**Work to do**
(1) Answer these questions using the excerpt on broadcast request handling:
(a) What response does a target node issue when it has an outstanding MAF in an FPP victim request state as a source broadcast read or write request arrives?
(b) What response does a target node issue when its outstanding MAF is in one of the broadcast read states set forth in Table 5?
(c) What factors govern the action taken at the source node after all target nodes have responded?
(2) Transcribe the excerpt on broadcast request handling from "After all target" to "of the conflict state machine (see, e.g., FIG. 3).".

As shown in Table 5, if a target node has an outstanding MAF in any FPP request state except a victim request when the source broadcast read or write request is received, the target node issues an FPP response to the source node and the target node MAF state remains unchanged. If a target node has an outstanding MAF in a FPP victim request state when the source broadcast read or write request is received, the target node issues a CONFLICT response to the source node and the target node MAF state remains unchanged. Also, if a target node has an outstanding MAF in one of the broadcast read states set forth in Table 5 when the source broadcast read or write request is received, the target node issues a RD-CONF response to the source node and the target node MAF state transitions according to the conflict state machine (see, e.g., FIG. 3). Further, if a target node has an outstanding MAF in one of the broadcast write states set forth in Table 5 when the source broadcast read or write request is received, the target node issues a CONFLICT response to the source node and the target node MAF state transitions according to the conflict state machine.

After all target nodes have responded to a source broadcast read/write request issued by a source node, the action taken at the source node proceeds according to several factors. These factors include the type of source broadcast read/write request issued by the source node, the resulting state of the data state machine (see, e.g., FIG. 2), and the resulting state of the conflict state machine (see, e.g., FIG. 3).

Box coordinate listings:
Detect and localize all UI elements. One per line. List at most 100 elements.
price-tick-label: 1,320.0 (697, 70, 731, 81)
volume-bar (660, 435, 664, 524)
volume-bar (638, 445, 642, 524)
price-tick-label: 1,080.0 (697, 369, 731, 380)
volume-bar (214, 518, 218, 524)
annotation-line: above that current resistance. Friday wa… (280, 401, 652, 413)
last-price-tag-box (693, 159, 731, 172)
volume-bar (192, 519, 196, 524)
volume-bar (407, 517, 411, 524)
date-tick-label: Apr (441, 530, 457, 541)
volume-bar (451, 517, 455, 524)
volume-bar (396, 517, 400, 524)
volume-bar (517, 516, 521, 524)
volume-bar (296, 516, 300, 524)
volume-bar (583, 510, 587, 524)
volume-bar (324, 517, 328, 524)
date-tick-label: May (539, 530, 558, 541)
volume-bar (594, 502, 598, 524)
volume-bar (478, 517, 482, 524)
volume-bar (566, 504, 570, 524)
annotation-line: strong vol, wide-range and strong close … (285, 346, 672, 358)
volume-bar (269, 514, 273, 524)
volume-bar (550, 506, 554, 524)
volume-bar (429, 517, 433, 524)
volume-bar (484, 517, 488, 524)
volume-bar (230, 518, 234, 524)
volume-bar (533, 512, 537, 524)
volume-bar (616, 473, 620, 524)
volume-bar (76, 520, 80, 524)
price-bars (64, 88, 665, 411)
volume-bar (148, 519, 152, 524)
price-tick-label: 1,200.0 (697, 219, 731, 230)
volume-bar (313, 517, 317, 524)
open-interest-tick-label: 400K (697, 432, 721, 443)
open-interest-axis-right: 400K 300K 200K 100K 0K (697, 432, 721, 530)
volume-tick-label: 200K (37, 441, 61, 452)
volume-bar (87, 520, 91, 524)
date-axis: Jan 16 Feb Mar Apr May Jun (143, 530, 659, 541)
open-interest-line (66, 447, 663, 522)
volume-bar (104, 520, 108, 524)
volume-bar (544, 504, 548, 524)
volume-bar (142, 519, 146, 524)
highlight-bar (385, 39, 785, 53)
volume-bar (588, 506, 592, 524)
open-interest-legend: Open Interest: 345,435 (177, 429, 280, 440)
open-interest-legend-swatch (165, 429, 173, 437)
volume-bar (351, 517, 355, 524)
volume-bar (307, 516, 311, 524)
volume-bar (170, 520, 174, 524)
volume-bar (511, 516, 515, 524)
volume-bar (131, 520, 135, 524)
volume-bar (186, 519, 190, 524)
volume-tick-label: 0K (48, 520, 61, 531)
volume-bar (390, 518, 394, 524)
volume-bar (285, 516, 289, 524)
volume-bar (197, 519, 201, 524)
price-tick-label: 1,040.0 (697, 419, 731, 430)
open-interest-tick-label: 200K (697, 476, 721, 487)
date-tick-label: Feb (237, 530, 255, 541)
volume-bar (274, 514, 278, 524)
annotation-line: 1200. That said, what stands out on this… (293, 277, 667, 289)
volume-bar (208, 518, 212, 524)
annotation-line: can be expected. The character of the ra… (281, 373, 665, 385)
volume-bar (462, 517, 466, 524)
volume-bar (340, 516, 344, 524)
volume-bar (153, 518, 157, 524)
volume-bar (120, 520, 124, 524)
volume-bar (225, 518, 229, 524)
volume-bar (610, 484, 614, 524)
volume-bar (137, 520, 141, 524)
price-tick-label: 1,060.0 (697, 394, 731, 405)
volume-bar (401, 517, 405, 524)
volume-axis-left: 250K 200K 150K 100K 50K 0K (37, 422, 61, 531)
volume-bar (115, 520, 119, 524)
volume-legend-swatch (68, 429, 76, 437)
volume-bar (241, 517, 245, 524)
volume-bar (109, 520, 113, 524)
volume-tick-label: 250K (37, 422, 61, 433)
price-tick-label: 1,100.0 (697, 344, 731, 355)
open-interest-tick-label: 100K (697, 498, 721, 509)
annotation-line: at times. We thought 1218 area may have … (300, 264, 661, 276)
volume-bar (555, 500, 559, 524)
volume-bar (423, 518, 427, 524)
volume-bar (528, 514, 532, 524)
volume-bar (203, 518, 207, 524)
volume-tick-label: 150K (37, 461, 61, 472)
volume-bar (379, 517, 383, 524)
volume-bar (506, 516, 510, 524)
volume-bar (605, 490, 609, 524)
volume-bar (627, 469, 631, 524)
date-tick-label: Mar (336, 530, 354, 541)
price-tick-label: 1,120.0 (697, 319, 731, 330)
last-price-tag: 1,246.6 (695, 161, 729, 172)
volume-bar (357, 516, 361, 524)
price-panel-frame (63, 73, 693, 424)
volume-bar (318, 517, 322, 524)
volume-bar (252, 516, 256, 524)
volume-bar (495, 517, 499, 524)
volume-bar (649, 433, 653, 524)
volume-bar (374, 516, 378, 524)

**Answers provided**
(1)
(a) A CONFLICT response.
(b) A RD-CONF response.
(c) The type of source broadcast read/write request issued by the source node, the resulting state of the data state machine, and the resulting state of the conflict state machine.

(2)
After all target nodes have responded to a source broadcast read/write request issued by a source node, the action taken at the source node proceeds according to several factors. These factors include the type of source broadcast read/write request issued by the source node, the resulting state of the data state machine (see, e.g., FIG. 2), and the resulting state of the conflict state machine (see, e.g., FIG. 3).